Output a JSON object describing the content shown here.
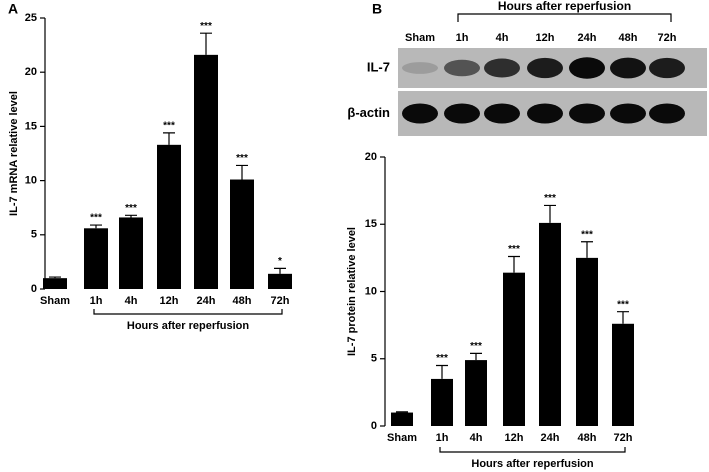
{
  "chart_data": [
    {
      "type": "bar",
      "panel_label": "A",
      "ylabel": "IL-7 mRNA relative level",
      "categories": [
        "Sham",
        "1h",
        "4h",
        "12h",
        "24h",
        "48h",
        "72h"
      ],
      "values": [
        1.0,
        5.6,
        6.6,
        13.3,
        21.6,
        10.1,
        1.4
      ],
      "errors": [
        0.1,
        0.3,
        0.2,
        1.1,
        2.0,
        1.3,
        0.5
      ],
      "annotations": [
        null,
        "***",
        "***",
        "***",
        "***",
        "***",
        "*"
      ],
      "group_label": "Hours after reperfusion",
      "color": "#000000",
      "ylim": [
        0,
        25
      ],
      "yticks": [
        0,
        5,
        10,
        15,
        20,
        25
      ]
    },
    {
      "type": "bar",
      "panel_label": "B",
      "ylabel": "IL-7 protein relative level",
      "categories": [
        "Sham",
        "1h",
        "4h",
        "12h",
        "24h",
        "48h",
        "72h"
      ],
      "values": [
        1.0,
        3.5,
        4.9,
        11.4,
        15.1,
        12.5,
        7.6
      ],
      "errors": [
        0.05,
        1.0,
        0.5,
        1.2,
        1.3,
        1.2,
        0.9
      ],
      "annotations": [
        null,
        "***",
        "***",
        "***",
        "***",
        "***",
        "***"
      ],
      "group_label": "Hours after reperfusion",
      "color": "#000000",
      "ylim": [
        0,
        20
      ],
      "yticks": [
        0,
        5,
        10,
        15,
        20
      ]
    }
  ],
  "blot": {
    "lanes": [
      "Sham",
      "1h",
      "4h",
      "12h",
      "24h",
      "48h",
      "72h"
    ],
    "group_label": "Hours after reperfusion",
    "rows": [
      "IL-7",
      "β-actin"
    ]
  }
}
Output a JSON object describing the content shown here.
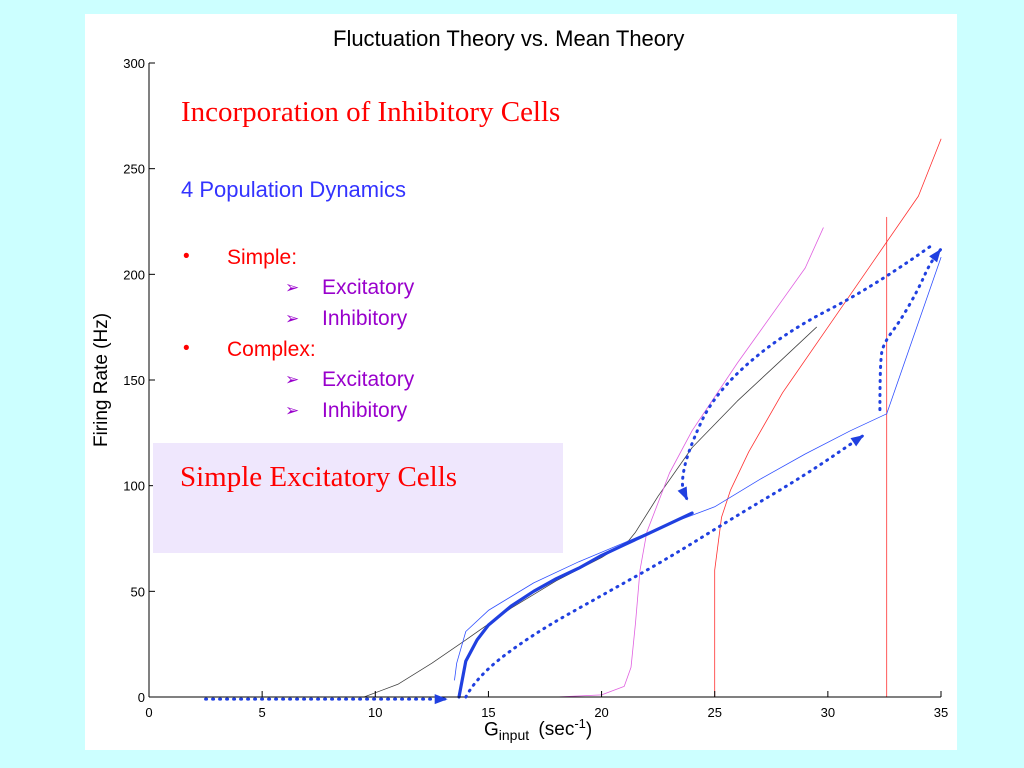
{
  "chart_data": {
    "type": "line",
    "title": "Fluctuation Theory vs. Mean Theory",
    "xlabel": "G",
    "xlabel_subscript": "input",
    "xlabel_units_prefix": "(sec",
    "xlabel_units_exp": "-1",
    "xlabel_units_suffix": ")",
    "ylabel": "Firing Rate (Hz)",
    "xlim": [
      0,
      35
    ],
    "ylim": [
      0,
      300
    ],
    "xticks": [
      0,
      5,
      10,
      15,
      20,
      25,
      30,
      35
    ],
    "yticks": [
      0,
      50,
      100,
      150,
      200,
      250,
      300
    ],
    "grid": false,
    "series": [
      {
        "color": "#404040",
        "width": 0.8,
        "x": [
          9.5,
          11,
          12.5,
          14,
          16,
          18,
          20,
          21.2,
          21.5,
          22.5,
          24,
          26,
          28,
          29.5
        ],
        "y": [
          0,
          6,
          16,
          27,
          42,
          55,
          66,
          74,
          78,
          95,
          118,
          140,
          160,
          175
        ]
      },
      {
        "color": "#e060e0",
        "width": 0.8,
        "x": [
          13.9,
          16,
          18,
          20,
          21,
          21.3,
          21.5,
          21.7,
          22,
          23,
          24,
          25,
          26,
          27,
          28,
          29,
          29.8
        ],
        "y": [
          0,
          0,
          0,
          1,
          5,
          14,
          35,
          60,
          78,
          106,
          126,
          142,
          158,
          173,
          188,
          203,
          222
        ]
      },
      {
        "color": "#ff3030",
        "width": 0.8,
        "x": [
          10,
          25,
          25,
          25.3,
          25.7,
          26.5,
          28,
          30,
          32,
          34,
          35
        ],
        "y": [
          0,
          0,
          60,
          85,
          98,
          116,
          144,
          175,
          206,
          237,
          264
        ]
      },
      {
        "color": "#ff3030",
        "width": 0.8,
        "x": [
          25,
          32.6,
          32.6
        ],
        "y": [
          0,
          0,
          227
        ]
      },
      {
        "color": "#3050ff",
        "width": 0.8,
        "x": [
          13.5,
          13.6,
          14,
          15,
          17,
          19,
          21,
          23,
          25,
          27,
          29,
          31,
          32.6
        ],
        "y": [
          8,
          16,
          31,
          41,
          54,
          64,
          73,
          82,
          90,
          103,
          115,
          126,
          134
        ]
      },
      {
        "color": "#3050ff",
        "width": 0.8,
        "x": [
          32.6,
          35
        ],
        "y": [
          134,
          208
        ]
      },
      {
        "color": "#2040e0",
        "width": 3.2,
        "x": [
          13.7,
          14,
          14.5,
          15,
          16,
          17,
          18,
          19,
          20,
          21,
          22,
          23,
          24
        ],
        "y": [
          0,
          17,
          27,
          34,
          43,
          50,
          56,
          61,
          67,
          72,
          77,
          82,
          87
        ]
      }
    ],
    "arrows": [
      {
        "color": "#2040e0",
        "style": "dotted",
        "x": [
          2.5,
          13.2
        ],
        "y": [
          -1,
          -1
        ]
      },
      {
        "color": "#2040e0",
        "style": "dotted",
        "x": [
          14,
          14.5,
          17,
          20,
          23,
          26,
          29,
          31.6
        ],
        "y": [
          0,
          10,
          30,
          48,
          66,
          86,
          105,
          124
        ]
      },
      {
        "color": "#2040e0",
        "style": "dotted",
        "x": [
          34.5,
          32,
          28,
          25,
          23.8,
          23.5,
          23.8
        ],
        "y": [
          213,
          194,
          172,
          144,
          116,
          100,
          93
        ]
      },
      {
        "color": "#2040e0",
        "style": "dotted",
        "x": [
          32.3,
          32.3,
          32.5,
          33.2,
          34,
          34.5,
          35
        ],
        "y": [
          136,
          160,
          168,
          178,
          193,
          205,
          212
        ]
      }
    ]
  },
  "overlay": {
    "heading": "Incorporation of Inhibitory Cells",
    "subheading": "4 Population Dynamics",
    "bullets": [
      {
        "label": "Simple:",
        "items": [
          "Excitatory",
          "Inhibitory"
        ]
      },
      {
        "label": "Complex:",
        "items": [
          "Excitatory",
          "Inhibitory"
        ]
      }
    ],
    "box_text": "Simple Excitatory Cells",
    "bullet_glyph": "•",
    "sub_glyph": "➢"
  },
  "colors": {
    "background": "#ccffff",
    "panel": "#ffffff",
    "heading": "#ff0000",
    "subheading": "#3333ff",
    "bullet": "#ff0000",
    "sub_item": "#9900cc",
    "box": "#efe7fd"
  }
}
━━━━━━━━━━
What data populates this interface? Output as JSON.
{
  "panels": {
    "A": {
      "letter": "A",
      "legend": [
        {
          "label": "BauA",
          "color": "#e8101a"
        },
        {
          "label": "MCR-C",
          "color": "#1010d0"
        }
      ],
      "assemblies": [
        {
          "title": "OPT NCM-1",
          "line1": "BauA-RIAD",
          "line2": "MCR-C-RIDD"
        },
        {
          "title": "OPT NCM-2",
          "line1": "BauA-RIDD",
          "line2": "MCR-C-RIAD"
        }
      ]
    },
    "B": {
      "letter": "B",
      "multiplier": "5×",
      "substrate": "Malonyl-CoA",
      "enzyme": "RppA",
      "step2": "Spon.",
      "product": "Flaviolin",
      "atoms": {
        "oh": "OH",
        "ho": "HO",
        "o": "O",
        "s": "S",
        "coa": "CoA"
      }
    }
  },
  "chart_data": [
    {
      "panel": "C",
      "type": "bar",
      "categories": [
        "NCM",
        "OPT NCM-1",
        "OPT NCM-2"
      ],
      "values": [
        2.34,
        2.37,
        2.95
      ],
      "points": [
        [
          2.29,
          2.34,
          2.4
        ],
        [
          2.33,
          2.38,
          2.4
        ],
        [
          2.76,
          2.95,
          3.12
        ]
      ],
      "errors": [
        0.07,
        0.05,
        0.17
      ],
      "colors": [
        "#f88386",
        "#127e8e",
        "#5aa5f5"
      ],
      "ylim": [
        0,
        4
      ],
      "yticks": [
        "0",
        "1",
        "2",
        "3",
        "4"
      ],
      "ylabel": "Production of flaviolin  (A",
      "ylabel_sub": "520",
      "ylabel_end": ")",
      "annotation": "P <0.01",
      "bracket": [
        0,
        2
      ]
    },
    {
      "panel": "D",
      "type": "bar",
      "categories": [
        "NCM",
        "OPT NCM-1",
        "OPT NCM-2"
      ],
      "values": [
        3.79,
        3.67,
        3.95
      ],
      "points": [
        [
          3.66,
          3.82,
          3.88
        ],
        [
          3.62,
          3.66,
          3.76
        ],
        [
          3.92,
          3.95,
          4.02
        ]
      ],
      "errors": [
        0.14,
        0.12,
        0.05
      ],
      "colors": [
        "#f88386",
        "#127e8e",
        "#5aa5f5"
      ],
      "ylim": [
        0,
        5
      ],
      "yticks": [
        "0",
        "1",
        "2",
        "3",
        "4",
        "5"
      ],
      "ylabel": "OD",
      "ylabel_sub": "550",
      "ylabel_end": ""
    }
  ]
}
━━━━━━━━━━
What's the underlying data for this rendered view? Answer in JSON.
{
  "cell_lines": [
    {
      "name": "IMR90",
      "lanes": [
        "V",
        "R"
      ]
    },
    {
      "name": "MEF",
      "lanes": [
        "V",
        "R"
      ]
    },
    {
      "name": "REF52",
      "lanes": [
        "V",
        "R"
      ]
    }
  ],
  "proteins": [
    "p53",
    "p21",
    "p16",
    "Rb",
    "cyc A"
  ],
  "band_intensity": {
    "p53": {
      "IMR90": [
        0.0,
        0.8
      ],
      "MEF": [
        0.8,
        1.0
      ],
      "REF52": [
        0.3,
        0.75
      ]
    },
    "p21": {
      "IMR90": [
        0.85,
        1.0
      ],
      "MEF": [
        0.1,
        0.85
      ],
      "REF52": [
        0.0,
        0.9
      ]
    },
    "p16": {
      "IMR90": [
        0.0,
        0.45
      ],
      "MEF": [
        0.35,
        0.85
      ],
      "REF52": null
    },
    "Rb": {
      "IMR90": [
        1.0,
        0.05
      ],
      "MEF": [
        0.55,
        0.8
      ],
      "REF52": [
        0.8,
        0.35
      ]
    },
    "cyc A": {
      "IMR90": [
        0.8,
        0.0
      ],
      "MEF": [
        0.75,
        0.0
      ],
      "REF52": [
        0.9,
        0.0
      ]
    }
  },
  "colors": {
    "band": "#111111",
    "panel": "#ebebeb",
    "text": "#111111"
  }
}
━━━━━━━━━━
### [Task statement]
Scan the records for the word "What". Copy each line where it turns up.

### [Task solution]
What data populates this interface? Output as JSON.
What's the underlying data for this rendered view? Answer in JSON.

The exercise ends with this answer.